Aim >>
Locate every line that holds the string "pedestrian" and copy it.

====== Records shown ======

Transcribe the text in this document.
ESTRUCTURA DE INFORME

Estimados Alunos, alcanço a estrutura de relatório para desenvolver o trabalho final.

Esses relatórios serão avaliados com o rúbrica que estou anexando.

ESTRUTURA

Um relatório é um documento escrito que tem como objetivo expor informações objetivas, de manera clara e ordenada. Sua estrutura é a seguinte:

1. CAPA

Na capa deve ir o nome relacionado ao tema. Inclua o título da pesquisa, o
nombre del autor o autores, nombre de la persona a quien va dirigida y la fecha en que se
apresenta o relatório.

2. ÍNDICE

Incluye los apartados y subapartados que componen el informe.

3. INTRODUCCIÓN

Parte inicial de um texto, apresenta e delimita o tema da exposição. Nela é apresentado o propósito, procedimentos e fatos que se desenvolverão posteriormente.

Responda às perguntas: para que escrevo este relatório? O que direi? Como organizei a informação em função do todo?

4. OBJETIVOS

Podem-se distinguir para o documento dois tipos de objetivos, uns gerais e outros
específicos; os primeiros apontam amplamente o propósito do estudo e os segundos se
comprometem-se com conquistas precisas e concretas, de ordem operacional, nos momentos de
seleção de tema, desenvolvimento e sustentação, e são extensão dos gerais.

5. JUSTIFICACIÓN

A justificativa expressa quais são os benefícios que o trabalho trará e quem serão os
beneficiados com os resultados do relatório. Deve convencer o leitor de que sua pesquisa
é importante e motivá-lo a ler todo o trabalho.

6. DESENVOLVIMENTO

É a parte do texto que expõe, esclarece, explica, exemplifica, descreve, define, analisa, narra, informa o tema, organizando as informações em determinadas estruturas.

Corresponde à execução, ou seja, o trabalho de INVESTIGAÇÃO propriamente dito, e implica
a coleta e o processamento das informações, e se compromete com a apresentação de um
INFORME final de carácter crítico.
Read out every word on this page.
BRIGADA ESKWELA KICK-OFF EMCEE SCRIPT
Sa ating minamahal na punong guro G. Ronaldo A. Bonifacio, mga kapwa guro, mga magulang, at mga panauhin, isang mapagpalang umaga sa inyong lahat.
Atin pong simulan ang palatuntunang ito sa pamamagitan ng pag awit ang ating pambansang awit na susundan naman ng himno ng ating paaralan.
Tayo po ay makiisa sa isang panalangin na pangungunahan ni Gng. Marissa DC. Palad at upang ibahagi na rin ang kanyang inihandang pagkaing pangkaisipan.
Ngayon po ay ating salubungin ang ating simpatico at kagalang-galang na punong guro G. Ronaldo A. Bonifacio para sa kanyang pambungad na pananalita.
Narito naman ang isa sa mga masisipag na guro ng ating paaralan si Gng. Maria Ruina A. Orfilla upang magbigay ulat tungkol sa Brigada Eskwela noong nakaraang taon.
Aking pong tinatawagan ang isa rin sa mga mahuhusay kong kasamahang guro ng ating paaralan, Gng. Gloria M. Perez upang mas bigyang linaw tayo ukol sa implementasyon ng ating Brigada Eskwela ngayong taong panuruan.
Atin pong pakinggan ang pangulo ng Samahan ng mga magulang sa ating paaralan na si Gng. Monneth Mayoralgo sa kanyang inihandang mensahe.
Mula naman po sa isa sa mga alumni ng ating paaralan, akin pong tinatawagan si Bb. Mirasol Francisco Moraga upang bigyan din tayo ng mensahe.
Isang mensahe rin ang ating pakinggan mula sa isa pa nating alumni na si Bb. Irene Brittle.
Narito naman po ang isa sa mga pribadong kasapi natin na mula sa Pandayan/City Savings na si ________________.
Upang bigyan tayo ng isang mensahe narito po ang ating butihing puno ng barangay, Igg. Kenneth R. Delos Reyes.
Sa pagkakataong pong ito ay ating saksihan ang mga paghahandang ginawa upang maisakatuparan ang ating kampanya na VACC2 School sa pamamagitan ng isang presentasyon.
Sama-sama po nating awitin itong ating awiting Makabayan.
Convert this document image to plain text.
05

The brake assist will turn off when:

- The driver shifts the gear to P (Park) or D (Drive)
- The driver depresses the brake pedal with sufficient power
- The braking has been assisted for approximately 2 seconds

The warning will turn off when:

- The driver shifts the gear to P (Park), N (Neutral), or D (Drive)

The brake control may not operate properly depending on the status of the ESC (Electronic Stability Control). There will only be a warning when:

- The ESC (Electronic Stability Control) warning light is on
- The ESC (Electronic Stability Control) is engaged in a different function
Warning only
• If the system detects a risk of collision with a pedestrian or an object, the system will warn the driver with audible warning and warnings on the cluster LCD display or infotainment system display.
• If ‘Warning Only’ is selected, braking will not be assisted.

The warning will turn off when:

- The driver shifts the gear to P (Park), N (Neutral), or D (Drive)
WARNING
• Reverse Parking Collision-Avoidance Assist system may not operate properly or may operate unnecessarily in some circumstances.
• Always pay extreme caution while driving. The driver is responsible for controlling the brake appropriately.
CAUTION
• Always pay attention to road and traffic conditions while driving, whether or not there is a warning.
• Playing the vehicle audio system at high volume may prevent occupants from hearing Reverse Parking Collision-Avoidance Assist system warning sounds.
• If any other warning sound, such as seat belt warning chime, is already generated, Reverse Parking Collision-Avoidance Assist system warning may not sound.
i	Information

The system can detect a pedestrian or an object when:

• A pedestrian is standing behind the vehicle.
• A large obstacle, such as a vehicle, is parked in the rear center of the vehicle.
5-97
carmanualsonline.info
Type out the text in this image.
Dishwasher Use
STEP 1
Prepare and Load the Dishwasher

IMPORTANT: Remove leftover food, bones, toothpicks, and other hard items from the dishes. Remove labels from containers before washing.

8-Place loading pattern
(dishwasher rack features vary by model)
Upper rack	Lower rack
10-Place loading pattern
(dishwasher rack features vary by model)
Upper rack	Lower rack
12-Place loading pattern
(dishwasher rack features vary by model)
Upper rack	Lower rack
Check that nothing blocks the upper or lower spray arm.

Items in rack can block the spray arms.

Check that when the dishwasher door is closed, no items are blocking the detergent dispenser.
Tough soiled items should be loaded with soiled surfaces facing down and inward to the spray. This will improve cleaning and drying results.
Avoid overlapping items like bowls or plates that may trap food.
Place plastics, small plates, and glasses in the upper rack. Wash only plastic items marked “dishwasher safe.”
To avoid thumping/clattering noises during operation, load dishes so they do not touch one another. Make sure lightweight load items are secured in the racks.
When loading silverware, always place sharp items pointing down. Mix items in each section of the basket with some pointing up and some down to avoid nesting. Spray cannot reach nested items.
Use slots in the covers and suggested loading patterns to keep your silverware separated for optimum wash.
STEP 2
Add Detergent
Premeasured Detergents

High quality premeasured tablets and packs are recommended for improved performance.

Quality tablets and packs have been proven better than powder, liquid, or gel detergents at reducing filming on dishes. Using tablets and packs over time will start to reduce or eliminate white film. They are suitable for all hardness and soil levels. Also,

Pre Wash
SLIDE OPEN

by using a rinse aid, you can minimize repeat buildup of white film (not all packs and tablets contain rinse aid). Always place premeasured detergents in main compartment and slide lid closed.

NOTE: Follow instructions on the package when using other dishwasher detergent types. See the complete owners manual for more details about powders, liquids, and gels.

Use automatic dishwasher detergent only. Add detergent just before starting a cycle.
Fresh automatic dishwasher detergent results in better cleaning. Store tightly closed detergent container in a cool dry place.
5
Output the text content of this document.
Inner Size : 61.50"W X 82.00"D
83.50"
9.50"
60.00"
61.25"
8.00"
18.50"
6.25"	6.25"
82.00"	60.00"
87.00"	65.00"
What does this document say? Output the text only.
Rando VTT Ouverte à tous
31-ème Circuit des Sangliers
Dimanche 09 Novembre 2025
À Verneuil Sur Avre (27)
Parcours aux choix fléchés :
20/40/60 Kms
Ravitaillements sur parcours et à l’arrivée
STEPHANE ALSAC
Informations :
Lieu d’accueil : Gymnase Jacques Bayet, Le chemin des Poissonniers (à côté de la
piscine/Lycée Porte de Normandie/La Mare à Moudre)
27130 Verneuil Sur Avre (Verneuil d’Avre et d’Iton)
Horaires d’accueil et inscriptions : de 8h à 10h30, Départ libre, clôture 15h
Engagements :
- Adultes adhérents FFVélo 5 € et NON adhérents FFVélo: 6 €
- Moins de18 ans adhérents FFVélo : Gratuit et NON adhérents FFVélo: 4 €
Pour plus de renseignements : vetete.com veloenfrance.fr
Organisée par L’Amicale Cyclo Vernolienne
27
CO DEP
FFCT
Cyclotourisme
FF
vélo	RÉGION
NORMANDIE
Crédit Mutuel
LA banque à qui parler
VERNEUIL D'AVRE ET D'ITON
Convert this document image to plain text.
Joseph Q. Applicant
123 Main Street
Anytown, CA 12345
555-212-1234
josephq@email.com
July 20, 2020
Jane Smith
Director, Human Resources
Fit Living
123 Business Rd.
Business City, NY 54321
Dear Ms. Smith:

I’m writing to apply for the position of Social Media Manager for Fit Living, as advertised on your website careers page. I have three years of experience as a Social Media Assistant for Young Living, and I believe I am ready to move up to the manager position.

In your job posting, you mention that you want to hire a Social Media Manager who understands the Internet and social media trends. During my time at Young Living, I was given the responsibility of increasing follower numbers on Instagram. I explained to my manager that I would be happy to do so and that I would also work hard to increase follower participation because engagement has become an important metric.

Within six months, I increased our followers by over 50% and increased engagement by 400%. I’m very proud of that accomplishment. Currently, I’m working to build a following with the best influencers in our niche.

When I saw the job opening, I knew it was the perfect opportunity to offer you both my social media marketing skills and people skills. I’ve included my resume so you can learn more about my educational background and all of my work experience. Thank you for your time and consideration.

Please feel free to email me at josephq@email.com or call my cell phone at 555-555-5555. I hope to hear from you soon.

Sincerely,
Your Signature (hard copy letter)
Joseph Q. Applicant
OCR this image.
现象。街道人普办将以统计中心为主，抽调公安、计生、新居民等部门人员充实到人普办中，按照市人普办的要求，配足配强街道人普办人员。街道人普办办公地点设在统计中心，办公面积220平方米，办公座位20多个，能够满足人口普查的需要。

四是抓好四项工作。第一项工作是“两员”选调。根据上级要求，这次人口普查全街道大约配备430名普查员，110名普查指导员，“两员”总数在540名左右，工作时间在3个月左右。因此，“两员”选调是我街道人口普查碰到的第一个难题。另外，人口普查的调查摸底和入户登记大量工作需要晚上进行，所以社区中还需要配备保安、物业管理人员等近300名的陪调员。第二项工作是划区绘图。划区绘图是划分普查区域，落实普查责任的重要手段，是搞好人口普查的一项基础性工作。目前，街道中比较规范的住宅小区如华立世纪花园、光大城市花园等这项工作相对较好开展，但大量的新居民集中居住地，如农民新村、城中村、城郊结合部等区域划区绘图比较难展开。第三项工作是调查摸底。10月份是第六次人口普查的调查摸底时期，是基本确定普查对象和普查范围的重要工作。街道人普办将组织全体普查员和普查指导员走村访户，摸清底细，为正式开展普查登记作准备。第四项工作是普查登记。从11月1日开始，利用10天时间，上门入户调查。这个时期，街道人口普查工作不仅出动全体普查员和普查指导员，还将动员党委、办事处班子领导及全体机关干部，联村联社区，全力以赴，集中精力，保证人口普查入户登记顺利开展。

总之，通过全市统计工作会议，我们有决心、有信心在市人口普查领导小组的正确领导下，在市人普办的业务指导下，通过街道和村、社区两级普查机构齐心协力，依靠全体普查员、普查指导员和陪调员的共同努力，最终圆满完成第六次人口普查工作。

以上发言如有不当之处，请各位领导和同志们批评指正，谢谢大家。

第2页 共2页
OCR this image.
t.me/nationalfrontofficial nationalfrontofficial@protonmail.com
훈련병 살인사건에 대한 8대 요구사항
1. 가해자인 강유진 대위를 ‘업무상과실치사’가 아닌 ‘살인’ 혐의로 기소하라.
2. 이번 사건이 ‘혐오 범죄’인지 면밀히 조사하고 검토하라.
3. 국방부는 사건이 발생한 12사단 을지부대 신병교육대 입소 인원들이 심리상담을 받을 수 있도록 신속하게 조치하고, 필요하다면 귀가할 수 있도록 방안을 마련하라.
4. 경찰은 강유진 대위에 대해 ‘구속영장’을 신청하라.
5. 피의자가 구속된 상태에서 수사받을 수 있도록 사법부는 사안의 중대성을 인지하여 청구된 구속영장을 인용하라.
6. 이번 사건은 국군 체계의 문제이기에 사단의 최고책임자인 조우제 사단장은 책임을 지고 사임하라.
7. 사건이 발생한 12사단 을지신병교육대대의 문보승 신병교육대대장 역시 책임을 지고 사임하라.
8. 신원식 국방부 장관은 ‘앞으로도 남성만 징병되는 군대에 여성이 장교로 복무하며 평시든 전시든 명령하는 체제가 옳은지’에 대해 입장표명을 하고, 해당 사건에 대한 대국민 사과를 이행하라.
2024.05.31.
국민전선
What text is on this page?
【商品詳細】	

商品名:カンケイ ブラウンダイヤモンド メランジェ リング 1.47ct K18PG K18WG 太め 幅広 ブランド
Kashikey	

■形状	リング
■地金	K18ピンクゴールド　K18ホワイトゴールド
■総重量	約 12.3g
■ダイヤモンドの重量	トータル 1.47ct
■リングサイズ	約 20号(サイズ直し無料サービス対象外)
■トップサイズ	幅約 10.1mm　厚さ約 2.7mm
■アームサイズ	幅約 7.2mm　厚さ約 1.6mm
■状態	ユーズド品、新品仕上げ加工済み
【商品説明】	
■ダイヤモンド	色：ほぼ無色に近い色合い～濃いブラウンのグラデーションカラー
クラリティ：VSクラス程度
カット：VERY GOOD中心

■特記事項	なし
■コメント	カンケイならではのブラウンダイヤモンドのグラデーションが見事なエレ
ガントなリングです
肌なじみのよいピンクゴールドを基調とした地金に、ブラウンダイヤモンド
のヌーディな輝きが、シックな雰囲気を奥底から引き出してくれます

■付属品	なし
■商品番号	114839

======

Solution to this exercise >>
• If the system detects a risk of collision with a pedestrian or an object, the system will warn the driver with audible warning and warnings on the cluster LCD display or infotainment system display.
The system can detect a pedestrian or an object when:
• A pedestrian is standing behind the vehicle.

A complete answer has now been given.